● Task brief: Locate the lines that hold the string "Observability". Copy every such line.

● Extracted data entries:
▼

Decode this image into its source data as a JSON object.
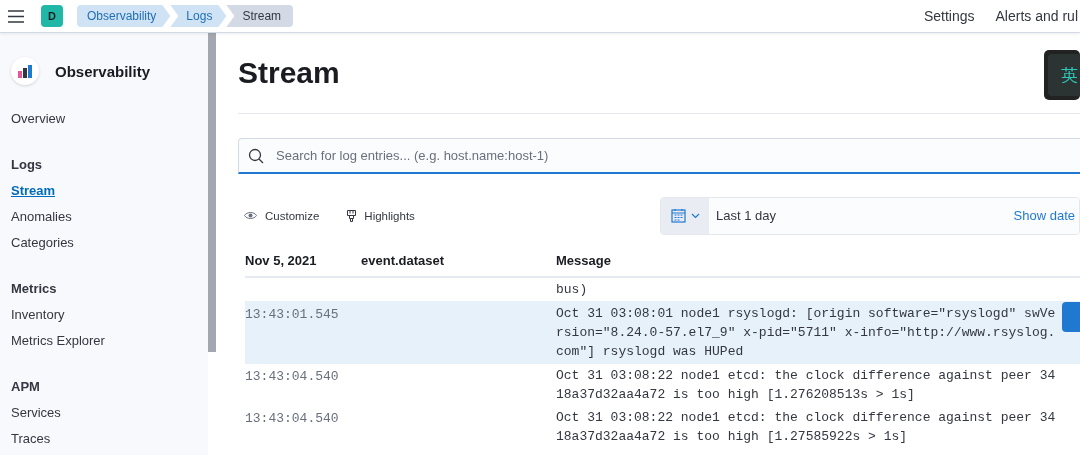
{
  "header": {
    "avatar": "D",
    "breadcrumbs": [
      {
        "label": "Observability",
        "selected": false
      },
      {
        "label": "Logs",
        "selected": false
      },
      {
        "label": "Stream",
        "selected": true
      }
    ],
    "links": [
      "Settings",
      "Alerts and rul"
    ]
  },
  "ime_indicator": "英",
  "sidebar": {
    "title": "Observability",
    "sections": [
      {
        "items": [
          {
            "label": "Overview",
            "selected": false
          }
        ]
      },
      {
        "heading": "Logs",
        "items": [
          {
            "label": "Stream",
            "selected": true
          },
          {
            "label": "Anomalies",
            "selected": false
          },
          {
            "label": "Categories",
            "selected": false
          }
        ]
      },
      {
        "heading": "Metrics",
        "items": [
          {
            "label": "Inventory",
            "selected": false
          },
          {
            "label": "Metrics Explorer",
            "selected": false
          }
        ]
      },
      {
        "heading": "APM",
        "items": [
          {
            "label": "Services",
            "selected": false
          },
          {
            "label": "Traces",
            "selected": false
          }
        ]
      }
    ]
  },
  "page_title": "Stream",
  "search": {
    "placeholder": "Search for log entries... (e.g. host.name:host-1)"
  },
  "toolbar": [
    {
      "kind": "customize",
      "label": "Customize"
    },
    {
      "kind": "highlights",
      "label": "Highlights"
    }
  ],
  "date_picker": {
    "range": "Last 1 day",
    "link": "Show date"
  },
  "table": {
    "columns": [
      "Nov 5, 2021",
      "event.dataset",
      "Message"
    ],
    "rows": [
      {
        "message": "bus)",
        "selected": false
      },
      {
        "time": "13:43:01.545",
        "message": "Oct 31 03:08:01 node1 rsyslogd: [origin software=\"rsyslogd\" swVersion=\"8.24.0-57.el7_9\" x-pid=\"5711\" x-info=\"http://www.rsyslog.com\"] rsyslogd was HUPed",
        "selected": true
      },
      {
        "time": "13:43:04.540",
        "message": "Oct 31 03:08:22 node1 etcd: the clock difference against peer 3418a37d32aa4a72 is too high [1.276208513s > 1s]",
        "selected": false
      },
      {
        "time": "13:43:04.540",
        "message": "Oct 31 03:08:22 node1 etcd: the clock difference against peer 3418a37d32aa4a72 is too high [1.27585922s > 1s]",
        "selected": false
      }
    ]
  }
}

▲

● Solution for this task:
        "label": "Observability",
    "title": "Observability",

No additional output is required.